Task A
Answer these questions about the excerpt on India's competition policy:
(i) Since what year does the NCP laud India's progress in market liberalisation?
(ii) Which two natural resources are named as subjects of vigorous national debate over their allocation?
(iii) Who is identified as Member, Planning Commission?
Task B
Pick up the excerpt on India's competition policy after its final sentence and continue it.

Excerpted text
════════════════
While lauding the progress made by India since 1991 in terms of market liberalisation and regulatory achievements and their positive impact, the NCP accepts that “there have been residual restraints and anticompetitive impact of policies and laws in several areas of the economy. The time is now ripe for the introduction of an overarching National Competition Policy to realise the full growth potential of the economy.”4
Dark Clouds Loom; a Silver Lining Beckons
The abovementioned policy statement assumes
        importance especially in the context of the developments of the past few years whereby audit authorities have
        been alleging the incidence of major economic irregularities in various sectors of government. The damaging
        effect of widespread corruption has become a source of growing public anger. The issue of appropriate policies
        and procedures for allocation of natural resources such as spectrum and coal have become the subject of vigorous
        national debate. Sectors such as airlines and telecommunications which were apparently buoyed by healthy
        competition so far are now in difficulties. Their incumbent operators having been cossetted for decades are now
        fairly sick and ironically protective policies and state interventions favouring these organisations have only
        contributed to their poor health, apart from harming the sector as a whole. While the public sector languishes,
        the private sector is unhappy with the treatment meted out to them. Government decisions are increasingly being
        viewed negatively regardless of their correctness. Government officials are correspondingly becoming
        increasingly wary of decision-making for fear of possible misinterpretation of their motives and actions. All
        this has damaged public perception about and investor confidence in the quality of our governance and in the
        development potential of our economy. Not surprisingly, India’s economic growth is flagging. Leading experts
        have been quick to point out what should have been a common sense conclusion, namely, that it is the failure of
        our ‘governance capabilities’ to keep with rapid economic growth that has led us to this crisis5 . Our new RBI
        Governor, Raghuram Rajan, had stated that the ‘level of governance’ needs to be improved and brought at par with
        level of economic growth to bring back confidence in both the government and the private sector.6 Similarly Arun
        Maira, Member Planning Commission, has pointed to the need for institutional reforms and policymaking process
        reforms to ‘make them more transparent and…inclusive to arrest the declining trust in institutions of government
        and big business.’7 
However, fortunately, even in the present climate of decline, disruption and despondency, there are three things
        for India to celebrate. The first is that “India is being dragged, kicking and screaming, to a rule based
        regime.” 8 The second is the increasing availability of information to the general public and the third is the
        decreasing tolerance of the public towards corruption.9 On a dramatic note one can say that drastic improvements
        in governance are now inescapable or “an idea whose time has come”10. On a more prosaic note, it is clear that
        the stage is now set for bringing about far-reaching regulatory changes which will put an end to discretionary
        powers, crony capitalism and rent seeking behaviour which allow a privileged few to benefit at the cost of
        common good.
════════════════
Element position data
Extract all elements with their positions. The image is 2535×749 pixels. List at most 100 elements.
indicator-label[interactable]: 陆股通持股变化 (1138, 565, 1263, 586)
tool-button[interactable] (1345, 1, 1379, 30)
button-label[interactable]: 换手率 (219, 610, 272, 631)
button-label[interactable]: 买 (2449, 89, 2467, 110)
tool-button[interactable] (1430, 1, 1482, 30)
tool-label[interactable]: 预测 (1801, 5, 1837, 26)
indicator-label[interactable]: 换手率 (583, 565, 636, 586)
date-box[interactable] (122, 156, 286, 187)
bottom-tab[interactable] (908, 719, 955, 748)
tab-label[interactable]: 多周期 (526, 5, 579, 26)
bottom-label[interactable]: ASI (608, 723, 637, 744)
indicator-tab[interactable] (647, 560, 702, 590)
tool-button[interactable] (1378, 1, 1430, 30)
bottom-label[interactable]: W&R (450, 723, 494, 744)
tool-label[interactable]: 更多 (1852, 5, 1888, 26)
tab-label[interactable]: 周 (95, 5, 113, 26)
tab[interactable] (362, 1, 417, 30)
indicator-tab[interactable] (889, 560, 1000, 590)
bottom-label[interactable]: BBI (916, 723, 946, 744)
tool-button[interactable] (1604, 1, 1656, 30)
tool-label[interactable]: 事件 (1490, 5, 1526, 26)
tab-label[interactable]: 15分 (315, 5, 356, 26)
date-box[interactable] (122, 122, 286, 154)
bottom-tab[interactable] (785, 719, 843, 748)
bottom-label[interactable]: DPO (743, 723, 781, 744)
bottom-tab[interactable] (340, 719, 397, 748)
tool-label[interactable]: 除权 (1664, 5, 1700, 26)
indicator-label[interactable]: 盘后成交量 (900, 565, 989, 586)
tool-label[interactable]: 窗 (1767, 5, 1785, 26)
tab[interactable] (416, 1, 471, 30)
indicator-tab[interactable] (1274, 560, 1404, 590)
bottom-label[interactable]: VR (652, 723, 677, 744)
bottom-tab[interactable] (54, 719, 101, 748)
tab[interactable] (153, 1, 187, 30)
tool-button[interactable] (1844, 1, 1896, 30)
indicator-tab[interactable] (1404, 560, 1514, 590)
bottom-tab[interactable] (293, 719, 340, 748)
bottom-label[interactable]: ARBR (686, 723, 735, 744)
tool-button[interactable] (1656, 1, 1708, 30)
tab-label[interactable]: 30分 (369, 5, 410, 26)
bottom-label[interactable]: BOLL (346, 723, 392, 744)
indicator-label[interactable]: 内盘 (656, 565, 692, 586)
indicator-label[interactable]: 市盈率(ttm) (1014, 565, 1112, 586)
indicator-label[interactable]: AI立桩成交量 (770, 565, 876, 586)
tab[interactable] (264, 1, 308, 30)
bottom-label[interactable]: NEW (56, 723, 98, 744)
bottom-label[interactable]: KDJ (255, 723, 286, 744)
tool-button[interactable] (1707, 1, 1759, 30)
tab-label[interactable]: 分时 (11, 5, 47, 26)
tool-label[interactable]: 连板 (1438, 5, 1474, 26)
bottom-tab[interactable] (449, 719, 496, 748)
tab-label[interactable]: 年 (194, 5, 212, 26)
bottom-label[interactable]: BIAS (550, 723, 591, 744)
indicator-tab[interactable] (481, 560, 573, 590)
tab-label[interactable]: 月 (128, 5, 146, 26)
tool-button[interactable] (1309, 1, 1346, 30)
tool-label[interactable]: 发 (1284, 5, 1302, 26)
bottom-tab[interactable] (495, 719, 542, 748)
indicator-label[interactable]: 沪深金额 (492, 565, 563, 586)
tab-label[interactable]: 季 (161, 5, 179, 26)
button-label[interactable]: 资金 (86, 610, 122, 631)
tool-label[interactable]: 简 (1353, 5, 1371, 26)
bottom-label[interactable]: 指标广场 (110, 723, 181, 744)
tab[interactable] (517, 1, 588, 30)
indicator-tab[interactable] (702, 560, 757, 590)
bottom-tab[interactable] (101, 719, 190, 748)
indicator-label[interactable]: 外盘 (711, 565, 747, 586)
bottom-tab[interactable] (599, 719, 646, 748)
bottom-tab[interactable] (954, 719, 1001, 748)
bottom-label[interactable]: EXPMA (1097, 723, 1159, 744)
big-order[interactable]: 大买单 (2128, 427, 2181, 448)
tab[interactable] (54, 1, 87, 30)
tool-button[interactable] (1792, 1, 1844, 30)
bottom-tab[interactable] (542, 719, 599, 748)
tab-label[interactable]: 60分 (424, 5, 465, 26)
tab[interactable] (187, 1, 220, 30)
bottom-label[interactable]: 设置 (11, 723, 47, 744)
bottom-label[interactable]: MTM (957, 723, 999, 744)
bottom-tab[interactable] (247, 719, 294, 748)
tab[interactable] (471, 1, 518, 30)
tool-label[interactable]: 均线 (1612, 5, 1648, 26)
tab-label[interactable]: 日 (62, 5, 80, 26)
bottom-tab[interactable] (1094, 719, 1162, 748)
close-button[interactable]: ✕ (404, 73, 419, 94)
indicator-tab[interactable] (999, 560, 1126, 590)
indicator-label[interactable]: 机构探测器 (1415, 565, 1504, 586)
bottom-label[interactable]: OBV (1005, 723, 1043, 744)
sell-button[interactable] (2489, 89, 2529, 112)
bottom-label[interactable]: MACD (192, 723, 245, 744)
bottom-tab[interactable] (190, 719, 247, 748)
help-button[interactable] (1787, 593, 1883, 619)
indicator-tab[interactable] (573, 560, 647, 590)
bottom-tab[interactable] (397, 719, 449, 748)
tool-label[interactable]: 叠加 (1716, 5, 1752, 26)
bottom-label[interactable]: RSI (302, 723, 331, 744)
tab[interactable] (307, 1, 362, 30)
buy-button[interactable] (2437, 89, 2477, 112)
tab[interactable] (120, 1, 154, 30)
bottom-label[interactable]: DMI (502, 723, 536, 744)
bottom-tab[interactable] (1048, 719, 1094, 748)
════════════════
Written reply A
(i) 1991
(ii) Spectrum and coal
(iii) Arun Maira

Written reply B
One of the simplest ways to begin is to institute and implement a robust competition policy framework for the country. While we already have a competition law by way of the National Competition Act 2002 (“Act”) as well as an institutional mechanism consisting of the Competition Commission of India (CCI) and the Competition Appellate Tribunal, in place, these comprise only a subgroup of a competition policy framework. Whereas competition law is a regulatory instrument to check the prevalence of anti-competitive practices, competition policy is a broader term which constitutes ‘proactive and positive effort to build a competition culture in an economy.’ It ‘includes all government policies and laws’ and encompasses the competition law. It holds the promise of promoting ‘good governance’ through ‘accountability by way of competing responses’, ‘transparency’ and ‘avoidance of rent seeking behaviour.’11
II. The Draft National Competition Policy-Key
            Provisions
Objectives 
Para 6.1 of NCP states that it ‘aims to promote
        economic democracy, achievement of highest sustainable levels of economic growth, entrepreneurship, employment,
        higher standards of living, and protect economic rights for just, equitable, inclusive and sustainable economic
        and social development, and supports good governance by restricting rent seeking practices.’ 
NCPs objectives as listed in Para 6.2 are to:
a) ‘preserve the competition process, to protect competition, and to encourage competition in the domestic market so as to optimize efficiency and maximise consumer welfare.
b) promote, build and sustain a strong competition culture within the country through creating awareness, imparting training and consequently capacity building of stakeholders including public officials, business, trade associations, consumers associations, civil society etc.,
c) achieve harmonization in policies, laws and procedures of the Central Government, State Government and sub-State Authorities in so far as the competition dimensions are concerned with focus on greater reliance on well-functioning markets,
d) ensure competition in regulated sectors and to ensure institutional mechanism for synergized relationship between and among the sectoral regulators and/or the CCI and prevent jurisdictional grid locks,
e) strive for single national market as fragmented markets are impediments to competition, and
f) ensure that consumers enjoy greater benefits in terms of wider choices and better quality of goods and services at competitive prices.’12
Principles
Para 7.1 of the NCP lays down the following ‘[p]rinciples of the National Competition Policy’:
a) ‘Effective prevention of anticompetitive conduct: The Competition Act, 2002 prohibits anti-competitive agreements and combinations which have or are likely to have appreciable adverse effect on competition. It also seeks to prohibit abuse of dominant position by an enterprise. There should be effective control of anticompetitive conduct which causes or is likely to cause appreciable adverse effect on competition in the markets within India. …..It is envisaged that the implementation of NCP will strengthen competition culture in the market and complement the endeavours of CCI.
b) Fair market process: Market regulation procedures should be rule bound, transparent, fair and non-discriminatory. Public interest tests are to be used to assess the desirability and proportionality of policies and regulations, and these would be subject to regular independent review.
c) Institutional separation between policymaking, operations and regulation i.e. operations in and regulation of a sector should be independent of the government branch which deals with policy formulation in the sector and is accountable to the Legislature.
d) ‘Competitive neutrality’, such as adoption of policies which establish a “level playing field” where government businesses compete with private sector and vice versa.
e) Fair pricing and inclusionary behaviour, particularly of public utilities, which could be imbued with monopolistic characteristics and a large part of the consumers, could be excluded.
f) Third party access to ‘essential facilities’, i.e. requiring dominant infrastructure owners to grant to third parties access (e.g., electricity, communications, gas pipe lines, railway tracks, ports etc.) to their infrastructure on agreed terms and conditions and at regulated prices, aligned with competition principles.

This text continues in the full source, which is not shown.